**What needs to be done**: The records are to be restated in their entirety, word for word.

Excerpts from a figure dataset

## start

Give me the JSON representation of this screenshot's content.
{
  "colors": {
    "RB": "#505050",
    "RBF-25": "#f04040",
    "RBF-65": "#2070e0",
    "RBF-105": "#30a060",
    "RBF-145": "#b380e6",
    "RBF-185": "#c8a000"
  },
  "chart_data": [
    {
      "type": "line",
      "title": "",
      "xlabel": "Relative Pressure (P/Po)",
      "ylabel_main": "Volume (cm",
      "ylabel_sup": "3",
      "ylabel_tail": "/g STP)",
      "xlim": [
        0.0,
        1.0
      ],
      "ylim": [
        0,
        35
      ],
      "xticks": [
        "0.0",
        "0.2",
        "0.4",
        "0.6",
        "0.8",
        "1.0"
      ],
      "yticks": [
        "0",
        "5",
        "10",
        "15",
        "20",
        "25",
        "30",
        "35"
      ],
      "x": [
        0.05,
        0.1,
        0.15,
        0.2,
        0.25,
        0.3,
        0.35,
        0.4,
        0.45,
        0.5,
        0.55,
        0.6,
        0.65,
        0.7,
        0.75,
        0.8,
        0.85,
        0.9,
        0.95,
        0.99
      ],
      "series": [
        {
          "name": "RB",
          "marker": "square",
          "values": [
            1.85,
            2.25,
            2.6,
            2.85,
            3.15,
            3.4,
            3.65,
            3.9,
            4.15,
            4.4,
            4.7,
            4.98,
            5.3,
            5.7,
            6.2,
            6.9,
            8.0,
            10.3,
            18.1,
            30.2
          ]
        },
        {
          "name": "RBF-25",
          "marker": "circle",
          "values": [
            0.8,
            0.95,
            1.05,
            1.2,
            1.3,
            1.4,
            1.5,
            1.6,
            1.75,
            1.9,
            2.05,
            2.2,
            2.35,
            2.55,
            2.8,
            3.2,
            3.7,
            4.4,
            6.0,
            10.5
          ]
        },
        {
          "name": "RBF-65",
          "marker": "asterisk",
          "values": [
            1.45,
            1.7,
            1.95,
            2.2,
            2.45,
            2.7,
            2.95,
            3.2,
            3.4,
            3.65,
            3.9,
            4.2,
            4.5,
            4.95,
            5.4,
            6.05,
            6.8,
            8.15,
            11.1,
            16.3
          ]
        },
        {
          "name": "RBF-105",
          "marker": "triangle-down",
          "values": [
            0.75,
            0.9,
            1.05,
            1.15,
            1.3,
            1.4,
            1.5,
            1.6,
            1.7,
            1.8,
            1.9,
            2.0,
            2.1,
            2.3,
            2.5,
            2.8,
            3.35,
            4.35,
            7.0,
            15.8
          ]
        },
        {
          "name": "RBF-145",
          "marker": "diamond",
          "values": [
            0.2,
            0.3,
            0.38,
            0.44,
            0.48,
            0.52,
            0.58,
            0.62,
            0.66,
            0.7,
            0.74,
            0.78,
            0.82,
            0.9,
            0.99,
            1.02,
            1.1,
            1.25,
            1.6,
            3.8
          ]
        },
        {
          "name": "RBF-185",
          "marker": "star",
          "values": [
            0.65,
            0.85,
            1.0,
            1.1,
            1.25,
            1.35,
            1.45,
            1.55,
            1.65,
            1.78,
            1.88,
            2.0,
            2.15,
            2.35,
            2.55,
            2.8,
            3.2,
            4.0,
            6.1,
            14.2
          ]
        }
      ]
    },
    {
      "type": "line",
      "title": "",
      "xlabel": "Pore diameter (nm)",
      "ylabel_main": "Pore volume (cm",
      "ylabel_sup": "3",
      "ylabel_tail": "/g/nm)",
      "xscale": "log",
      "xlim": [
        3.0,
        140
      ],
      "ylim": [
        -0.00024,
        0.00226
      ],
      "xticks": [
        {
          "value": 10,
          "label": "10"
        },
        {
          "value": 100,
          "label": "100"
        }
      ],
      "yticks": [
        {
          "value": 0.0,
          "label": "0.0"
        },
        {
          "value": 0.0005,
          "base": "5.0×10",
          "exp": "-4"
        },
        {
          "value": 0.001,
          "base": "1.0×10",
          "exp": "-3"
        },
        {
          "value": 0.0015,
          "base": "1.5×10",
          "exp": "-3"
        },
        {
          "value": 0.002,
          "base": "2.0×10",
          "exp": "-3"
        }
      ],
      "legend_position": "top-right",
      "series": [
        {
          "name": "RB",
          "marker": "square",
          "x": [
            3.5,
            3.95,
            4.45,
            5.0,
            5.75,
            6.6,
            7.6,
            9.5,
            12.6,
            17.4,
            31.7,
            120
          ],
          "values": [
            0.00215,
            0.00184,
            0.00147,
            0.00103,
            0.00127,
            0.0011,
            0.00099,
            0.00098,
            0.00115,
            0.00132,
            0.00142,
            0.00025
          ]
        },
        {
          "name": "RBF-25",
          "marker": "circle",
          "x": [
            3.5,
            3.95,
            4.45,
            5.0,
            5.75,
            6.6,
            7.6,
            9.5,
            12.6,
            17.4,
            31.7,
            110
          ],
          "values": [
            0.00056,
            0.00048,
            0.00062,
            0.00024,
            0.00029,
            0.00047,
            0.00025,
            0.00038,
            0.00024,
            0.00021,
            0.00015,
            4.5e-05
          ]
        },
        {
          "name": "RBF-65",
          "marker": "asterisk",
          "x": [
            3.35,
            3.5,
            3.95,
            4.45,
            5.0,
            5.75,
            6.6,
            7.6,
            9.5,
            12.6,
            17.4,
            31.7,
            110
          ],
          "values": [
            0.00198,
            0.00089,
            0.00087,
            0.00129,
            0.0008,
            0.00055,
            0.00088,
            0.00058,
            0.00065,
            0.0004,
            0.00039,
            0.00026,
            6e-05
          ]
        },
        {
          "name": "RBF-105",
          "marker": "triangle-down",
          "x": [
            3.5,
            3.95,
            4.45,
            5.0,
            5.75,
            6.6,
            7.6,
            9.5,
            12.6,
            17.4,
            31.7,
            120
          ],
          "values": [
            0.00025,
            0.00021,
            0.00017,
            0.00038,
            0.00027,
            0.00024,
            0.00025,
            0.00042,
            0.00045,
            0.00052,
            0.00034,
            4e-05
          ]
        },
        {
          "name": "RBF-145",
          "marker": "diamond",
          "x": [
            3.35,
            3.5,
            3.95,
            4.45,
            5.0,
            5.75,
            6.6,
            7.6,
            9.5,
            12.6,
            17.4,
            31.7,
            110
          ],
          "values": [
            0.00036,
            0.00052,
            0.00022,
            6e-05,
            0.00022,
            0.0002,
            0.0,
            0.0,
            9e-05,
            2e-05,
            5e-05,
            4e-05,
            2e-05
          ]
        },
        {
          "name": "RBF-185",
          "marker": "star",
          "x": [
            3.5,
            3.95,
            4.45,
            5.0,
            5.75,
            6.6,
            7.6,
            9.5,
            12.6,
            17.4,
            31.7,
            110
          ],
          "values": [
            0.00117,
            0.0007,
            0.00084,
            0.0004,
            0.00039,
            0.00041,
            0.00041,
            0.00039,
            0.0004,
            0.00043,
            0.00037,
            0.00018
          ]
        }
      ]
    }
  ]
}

## end

**Written solution**:
Give me the JSON representation of this screenshot's content.
{
  "colors": {
    "RB": "#505050",
    "RBF-25": "#f04040",
    "RBF-65": "#2070e0",
    "RBF-105": "#30a060",
    "RBF-145": "#b380e6",
    "RBF-185": "#c8a000"
  },
  "chart_data": [
    {
      "type": "line",
      "title": "",
      "xlabel": "Relative Pressure (P/Po)",
      "ylabel_main": "Volume (cm",
      "ylabel_sup": "3",
      "ylabel_tail": "/g STP)",
      "xlim": [
        0.0,
        1.0
      ],
      "ylim": [
        0,
        35
      ],
      "xticks": [
        "0.0",
        "0.2",
        "0.4",
        "0.6",
        "0.8",
        "1.0"
      ],
      "yticks": [
        "0",
        "5",
        "10",
        "15",
        "20",
        "25",
        "30",
        "35"
      ],
      "x": [
        0.05,
        0.1,
        0.15,
        0.2,
        0.25,
        0.3,
        0.35,
        0.4,
        0.45,
        0.5,
        0.55,
        0.6,
        0.65,
        0.7,
        0.75,
        0.8,
        0.85,
        0.9,
        0.95,
        0.99
      ],
      "series": [
        {
          "name": "RB",
          "marker": "square",
          "values": [
            1.85,
            2.25,
            2.6,
            2.85,
            3.15,
            3.4,
            3.65,
            3.9,
            4.15,
            4.4,
            4.7,
            4.98,
            5.3,
            5.7,
            6.2,
            6.9,
            8.0,
            10.3,
            18.1,
            30.2
          ]
        },
        {
          "name": "RBF-25",
          "marker": "circle",
          "values": [
            0.8,
            0.95,
            1.05,
            1.2,
            1.3,
            1.4,
            1.5,
            1.6,
            1.75,
            1.9,
            2.05,
            2.2,
            2.35,
            2.55,
            2.8,
            3.2,
            3.7,
            4.4,
            6.0,
            10.5
          ]
        },
        {
          "name": "RBF-65",
          "marker": "asterisk",
          "values": [
            1.45,
            1.7,
            1.95,
            2.2,
            2.45,
            2.7,
            2.95,
            3.2,
            3.4,
            3.65,
            3.9,
            4.2,
            4.5,
            4.95,
            5.4,
            6.05,
            6.8,
            8.15,
            11.1,
            16.3
          ]
        },
        {
          "name": "RBF-105",
          "marker": "triangle-down",
          "values": [
            0.75,
            0.9,
            1.05,
            1.15,
            1.3,
            1.4,
            1.5,
            1.6,
            1.7,
            1.8,
            1.9,
            2.0,
            2.1,
            2.3,
            2.5,
            2.8,
            3.35,
            4.35,
            7.0,
            15.8
          ]
        },
        {
          "name": "RBF-145",
          "marker": "diamond",
          "values": [
            0.2,
            0.3,
            0.38,
            0.44,
            0.48,
            0.52,
            0.58,
            0.62,
            0.66,
            0.7,
            0.74,
            0.78,
            0.82,
            0.9,
            0.99,
            1.02,
            1.1,
            1.25,
            1.6,
            3.8
          ]
        },
        {
          "name": "RBF-185",
          "marker": "star",
          "values": [
            0.65,
            0.85,
            1.0,
            1.1,
            1.25,
            1.35,
            1.45,
            1.55,
            1.65,
            1.78,
            1.88,
            2.0,
            2.15,
            2.35,
            2.55,
            2.8,
            3.2,
            4.0,
            6.1,
            14.2
          ]
        }
      ]
    },
    {
      "type": "line",
      "title": "",
      "xlabel": "Pore diameter (nm)",
      "ylabel_main": "Pore volume (cm",
      "ylabel_sup": "3",
      "ylabel_tail": "/g/nm)",
      "xscale": "log",
      "xlim": [
        3.0,
        140
      ],
      "ylim": [
        -0.00024,
        0.00226
      ],
      "xticks": [
        {
          "value": 10,
          "label": "10"
        },
        {
          "value": 100,
          "label": "100"
        }
      ],
      "yticks": [
        {
          "value": 0.0,
          "label": "0.0"
        },
        {
          "value": 0.0005,
          "base": "5.0×10",
          "exp": "-4"
        },
        {
          "value": 0.001,
          "base": "1.0×10",
          "exp": "-3"
        },
        {
          "value": 0.0015,
          "base": "1.5×10",
          "exp": "-3"
        },
        {
          "value": 0.002,
          "base": "2.0×10",
          "exp": "-3"
        }
      ],
      "legend_position": "top-right",
      "series": [
        {
          "name": "RB",
          "marker": "square",
          "x": [
            3.5,
            3.95,
            4.45,
            5.0,
            5.75,
            6.6,
            7.6,
            9.5,
            12.6,
            17.4,
            31.7,
            120
          ],
          "values": [
            0.00215,
            0.00184,
            0.00147,
            0.00103,
            0.00127,
            0.0011,
            0.00099,
            0.00098,
            0.00115,
            0.00132,
            0.00142,
            0.00025
          ]
        },
        {
          "name": "RBF-25",
          "marker": "circle",
          "x": [
            3.5,
            3.95,
            4.45,
            5.0,
            5.75,
            6.6,
            7.6,
            9.5,
            12.6,
            17.4,
            31.7,
            110
          ],
          "values": [
            0.00056,
            0.00048,
            0.00062,
            0.00024,
            0.00029,
            0.00047,
            0.00025,
            0.00038,
            0.00024,
            0.00021,
            0.00015,
            4.5e-05
          ]
        },
        {
          "name": "RBF-65",
          "marker": "asterisk",
          "x": [
            3.35,
            3.5,
            3.95,
            4.45,
            5.0,
            5.75,
            6.6,
            7.6,
            9.5,
            12.6,
            17.4,
            31.7,
            110
          ],
          "values": [
            0.00198,
            0.00089,
            0.00087,
            0.00129,
            0.0008,
            0.00055,
            0.00088,
            0.00058,
            0.00065,
            0.0004,
            0.00039,
            0.00026,
            6e-05
          ]
        },
        {
          "name": "RBF-105",
          "marker": "triangle-down",
          "x": [
            3.5,
            3.95,
            4.45,
            5.0,
            5.75,
            6.6,
            7.6,
            9.5,
            12.6,
            17.4,
            31.7,
            120
          ],
          "values": [
            0.00025,
            0.00021,
            0.00017,
            0.00038,
            0.00027,
            0.00024,
            0.00025,
            0.00042,
            0.00045,
            0.00052,
            0.00034,
            4e-05
          ]
        },
        {
          "name": "RBF-145",
          "marker": "diamond",
          "x": [
            3.35,
            3.5,
            3.95,
            4.45,
            5.0,
            5.75,
            6.6,
            7.6,
            9.5,
            12.6,
            17.4,
            31.7,
            110
          ],
          "values": [
            0.00036,
            0.00052,
            0.00022,
            6e-05,
            0.00022,
            0.0002,
            0.0,
            0.0,
            9e-05,
            2e-05,
            5e-05,
            4e-05,
            2e-05
          ]
        },
        {
          "name": "RBF-185",
          "marker": "star",
          "x": [
            3.5,
            3.95,
            4.45,
            5.0,
            5.75,
            6.6,
            7.6,
            9.5,
            12.6,
            17.4,
            31.7,
            110
          ],
          "values": [
            0.00117,
            0.0007,
            0.00084,
            0.0004,
            0.00039,
            0.00041,
            0.00041,
            0.00039,
            0.0004,
            0.00043,
            0.00037,
            0.00018
          ]
        }
      ]
    }
  ]
}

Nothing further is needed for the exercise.